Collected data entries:

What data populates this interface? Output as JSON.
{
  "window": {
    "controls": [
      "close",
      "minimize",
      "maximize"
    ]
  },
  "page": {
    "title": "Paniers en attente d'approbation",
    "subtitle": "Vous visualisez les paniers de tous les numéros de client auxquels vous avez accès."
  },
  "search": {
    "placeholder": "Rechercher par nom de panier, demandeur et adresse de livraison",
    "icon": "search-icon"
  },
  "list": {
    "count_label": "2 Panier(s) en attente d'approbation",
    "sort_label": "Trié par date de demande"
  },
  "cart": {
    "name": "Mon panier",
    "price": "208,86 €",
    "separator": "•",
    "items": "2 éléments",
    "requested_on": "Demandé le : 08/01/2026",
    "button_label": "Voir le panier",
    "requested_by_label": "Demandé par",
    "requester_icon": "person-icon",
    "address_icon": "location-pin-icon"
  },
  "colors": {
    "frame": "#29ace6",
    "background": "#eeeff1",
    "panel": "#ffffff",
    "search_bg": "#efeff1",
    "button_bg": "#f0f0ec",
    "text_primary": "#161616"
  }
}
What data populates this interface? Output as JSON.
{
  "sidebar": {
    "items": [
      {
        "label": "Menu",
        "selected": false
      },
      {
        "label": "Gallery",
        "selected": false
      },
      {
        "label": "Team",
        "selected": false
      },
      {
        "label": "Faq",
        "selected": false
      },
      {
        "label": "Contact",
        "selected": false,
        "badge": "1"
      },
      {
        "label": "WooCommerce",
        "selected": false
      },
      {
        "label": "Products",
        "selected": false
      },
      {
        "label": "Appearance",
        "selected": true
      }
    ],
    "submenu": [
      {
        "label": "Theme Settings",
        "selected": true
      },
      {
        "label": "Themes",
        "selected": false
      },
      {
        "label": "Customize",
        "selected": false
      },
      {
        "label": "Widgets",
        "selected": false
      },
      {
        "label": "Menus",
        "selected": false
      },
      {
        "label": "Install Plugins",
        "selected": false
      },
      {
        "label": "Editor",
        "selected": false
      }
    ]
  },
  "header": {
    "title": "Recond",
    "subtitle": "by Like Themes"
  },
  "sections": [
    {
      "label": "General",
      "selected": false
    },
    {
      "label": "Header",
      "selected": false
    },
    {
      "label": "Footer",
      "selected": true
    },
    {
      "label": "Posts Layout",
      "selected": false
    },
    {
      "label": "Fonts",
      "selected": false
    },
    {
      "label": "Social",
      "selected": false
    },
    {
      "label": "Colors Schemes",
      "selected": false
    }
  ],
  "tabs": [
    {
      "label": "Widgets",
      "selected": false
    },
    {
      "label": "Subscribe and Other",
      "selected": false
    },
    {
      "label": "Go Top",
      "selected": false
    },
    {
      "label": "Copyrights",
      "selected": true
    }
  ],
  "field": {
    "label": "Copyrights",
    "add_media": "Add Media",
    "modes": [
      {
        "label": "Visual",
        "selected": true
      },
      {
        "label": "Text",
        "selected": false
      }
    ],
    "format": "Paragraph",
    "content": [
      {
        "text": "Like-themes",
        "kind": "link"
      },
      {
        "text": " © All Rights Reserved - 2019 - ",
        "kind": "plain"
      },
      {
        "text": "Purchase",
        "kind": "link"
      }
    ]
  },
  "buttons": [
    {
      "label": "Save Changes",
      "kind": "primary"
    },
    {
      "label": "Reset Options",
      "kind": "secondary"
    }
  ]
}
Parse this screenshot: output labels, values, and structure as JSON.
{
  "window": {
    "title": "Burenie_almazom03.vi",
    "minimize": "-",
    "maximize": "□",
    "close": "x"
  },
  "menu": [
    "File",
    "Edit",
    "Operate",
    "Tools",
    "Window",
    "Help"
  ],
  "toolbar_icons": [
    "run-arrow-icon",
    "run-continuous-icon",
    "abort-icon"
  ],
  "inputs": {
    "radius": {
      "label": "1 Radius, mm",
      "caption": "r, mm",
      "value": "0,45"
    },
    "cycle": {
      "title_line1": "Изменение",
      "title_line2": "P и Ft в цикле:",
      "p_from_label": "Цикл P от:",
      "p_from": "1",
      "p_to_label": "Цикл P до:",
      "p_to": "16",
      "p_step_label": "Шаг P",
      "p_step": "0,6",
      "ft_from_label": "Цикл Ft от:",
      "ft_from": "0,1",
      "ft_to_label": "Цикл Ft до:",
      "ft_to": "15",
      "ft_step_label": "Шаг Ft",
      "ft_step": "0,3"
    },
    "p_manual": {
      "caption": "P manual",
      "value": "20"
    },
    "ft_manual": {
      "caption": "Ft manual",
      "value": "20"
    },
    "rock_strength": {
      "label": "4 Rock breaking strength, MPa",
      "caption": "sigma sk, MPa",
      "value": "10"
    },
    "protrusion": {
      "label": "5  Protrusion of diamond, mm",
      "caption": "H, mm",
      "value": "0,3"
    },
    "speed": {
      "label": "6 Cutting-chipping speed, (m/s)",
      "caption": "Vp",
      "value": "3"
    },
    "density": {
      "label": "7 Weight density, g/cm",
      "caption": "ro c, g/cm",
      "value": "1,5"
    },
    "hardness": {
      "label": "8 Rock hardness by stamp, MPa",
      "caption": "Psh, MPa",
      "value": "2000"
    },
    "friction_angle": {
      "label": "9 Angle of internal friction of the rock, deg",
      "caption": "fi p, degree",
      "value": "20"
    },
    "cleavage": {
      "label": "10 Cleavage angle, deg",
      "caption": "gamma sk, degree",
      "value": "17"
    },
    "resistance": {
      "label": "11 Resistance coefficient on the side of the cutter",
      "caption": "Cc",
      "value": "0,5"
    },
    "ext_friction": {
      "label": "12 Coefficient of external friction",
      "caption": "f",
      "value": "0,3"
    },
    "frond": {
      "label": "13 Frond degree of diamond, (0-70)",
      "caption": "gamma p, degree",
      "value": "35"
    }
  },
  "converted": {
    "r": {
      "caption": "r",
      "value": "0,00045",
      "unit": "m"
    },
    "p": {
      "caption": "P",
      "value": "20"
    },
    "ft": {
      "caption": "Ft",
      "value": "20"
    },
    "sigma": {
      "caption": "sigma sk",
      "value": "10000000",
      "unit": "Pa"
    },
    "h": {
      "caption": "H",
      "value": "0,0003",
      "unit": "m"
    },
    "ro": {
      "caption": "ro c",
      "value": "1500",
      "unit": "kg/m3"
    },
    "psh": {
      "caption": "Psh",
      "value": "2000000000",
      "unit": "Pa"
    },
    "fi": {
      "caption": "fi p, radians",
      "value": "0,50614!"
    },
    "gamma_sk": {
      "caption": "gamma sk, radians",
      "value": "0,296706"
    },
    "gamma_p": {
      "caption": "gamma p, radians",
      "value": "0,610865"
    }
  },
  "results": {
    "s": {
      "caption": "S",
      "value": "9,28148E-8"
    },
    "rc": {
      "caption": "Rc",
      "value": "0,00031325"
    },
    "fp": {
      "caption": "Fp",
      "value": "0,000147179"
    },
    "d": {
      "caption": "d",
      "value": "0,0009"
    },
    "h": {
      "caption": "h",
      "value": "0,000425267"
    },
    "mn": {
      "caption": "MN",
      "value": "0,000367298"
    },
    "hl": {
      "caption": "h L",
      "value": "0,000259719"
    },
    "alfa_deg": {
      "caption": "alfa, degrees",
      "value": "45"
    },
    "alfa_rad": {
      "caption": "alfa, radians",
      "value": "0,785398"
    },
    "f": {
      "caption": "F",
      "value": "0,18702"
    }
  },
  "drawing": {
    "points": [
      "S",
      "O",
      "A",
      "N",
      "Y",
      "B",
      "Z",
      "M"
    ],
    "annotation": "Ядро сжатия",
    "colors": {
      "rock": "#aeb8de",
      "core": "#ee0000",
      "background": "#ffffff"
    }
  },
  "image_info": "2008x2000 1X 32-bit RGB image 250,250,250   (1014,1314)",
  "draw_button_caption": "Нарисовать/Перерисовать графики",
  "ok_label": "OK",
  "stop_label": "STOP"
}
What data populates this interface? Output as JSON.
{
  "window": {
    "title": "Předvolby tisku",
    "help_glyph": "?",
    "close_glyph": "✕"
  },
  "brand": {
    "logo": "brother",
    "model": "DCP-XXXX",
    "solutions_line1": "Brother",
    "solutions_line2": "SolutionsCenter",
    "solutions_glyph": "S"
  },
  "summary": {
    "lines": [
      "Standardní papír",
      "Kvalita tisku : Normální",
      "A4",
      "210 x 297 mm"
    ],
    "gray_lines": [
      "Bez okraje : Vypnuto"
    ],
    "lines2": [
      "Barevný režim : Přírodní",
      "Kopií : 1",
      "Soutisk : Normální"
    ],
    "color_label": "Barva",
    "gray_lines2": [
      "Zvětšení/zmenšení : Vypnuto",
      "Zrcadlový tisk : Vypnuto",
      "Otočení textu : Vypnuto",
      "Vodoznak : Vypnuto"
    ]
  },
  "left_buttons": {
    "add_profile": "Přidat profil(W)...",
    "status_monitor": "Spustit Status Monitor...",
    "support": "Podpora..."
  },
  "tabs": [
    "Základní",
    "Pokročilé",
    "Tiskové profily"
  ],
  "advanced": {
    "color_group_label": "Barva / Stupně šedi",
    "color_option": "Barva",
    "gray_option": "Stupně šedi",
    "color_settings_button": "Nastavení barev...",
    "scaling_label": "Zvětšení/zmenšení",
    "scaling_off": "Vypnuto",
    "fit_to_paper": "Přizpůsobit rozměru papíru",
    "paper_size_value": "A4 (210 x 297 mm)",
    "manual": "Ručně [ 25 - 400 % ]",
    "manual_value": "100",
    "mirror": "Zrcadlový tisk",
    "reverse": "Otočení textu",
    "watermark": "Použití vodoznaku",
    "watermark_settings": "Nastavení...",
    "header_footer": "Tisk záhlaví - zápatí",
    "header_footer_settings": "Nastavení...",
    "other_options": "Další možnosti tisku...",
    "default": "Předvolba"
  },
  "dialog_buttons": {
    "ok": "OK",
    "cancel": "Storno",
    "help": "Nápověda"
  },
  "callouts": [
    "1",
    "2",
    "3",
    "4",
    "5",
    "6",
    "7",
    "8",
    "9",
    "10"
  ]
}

- Required work -
Show each line of the data that contains the string "attente".

- Answer to the exercise -
    "title": "Paniers en attente d'approbation",
    "count_label": "2 Panier(s) en attente d'approbation",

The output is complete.